Available records:
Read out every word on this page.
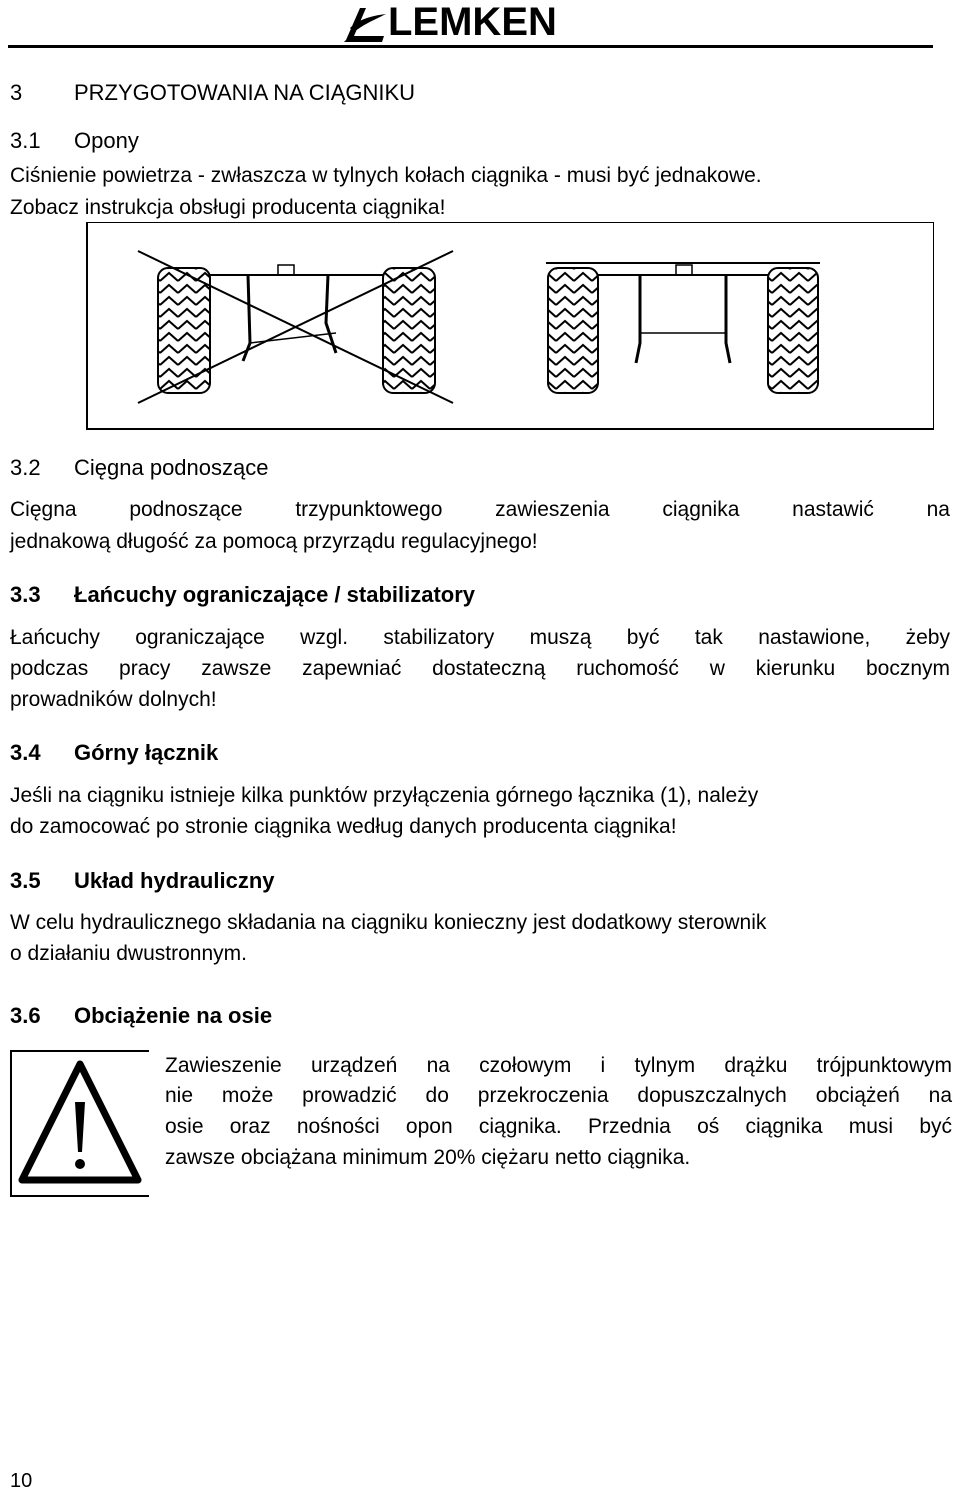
LEMKEN
3 PRZYGOTOWANIA NA CIĄGNIKU
3.1 Opony
Ciśnienie powietrza - zwłaszcza w tylnych kołach ciągnika - musi być jednakowe.
Zobacz instrukcja obsługi producenta ciągnika!
3.2 Cięgna podnoszące
Cięgna podnoszące trzypunktowego zawieszenia ciągnika nastawić na
jednakową długość za pomocą przyrządu regulacyjnego!
3.3 Łańcuchy ograniczające / stabilizatory
Łańcuchy ograniczające wzgl. stabilizatory muszą być tak nastawione, żeby
podczas pracy zawsze zapewniać dostateczną ruchomość w kierunku bocznym
prowadników dolnych!
3.4 Górny łącznik
Jeśli na ciągniku istnieje kilka punktów przyłączenia górnego łącznika (1), należy
do zamocować po stronie ciągnika według danych producenta ciągnika!
3.5 Układ hydrauliczny
W celu hydraulicznego składania na ciągniku konieczny jest dodatkowy sterownik
o działaniu dwustronnym.
3.6 Obciążenie na osie
Zawieszenie urządzeń na czołowym i tylnym drążku trójpunktowym
nie może prowadzić do przekroczenia dopuszczalnych obciążeń na
osie oraz nośności opon ciągnika. Przednia oś ciągnika musi być
zawsze obciążana minimum 20% ciężaru netto ciągnika.
10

Task description:
Repeat the preceding records precisely, and leave every picture out of the copy.

Correct response:
Read out every word on this page.
LEMKEN
3 PRZYGOTOWANIA NA CIĄGNIKU
3.1 Opony
Ciśnienie powietrza - zwłaszcza w tylnych kołach ciągnika - musi być jednakowe.
Zobacz instrukcja obsługi producenta ciągnika!
3.2 Cięgna podnoszące
Cięgna podnoszące trzypunktowego zawieszenia ciągnika nastawić na
jednakową długość za pomocą przyrządu regulacyjnego!
3.3 Łańcuchy ograniczające / stabilizatory
Łańcuchy ograniczające wzgl. stabilizatory muszą być tak nastawione, żeby
podczas pracy zawsze zapewniać dostateczną ruchomość w kierunku bocznym
prowadników dolnych!
3.4 Górny łącznik
Jeśli na ciągniku istnieje kilka punktów przyłączenia górnego łącznika (1), należy
do zamocować po stronie ciągnika według danych producenta ciągnika!
3.5 Układ hydrauliczny
W celu hydraulicznego składania na ciągniku konieczny jest dodatkowy sterownik
o działaniu dwustronnym.
3.6 Obciążenie na osie
Zawieszenie urządzeń na czołowym i tylnym drążku trójpunktowym
nie może prowadzić do przekroczenia dopuszczalnych obciążeń na
osie oraz nośności opon ciągnika. Przednia oś ciągnika musi być
zawsze obciążana minimum 20% ciężaru netto ciągnika.
10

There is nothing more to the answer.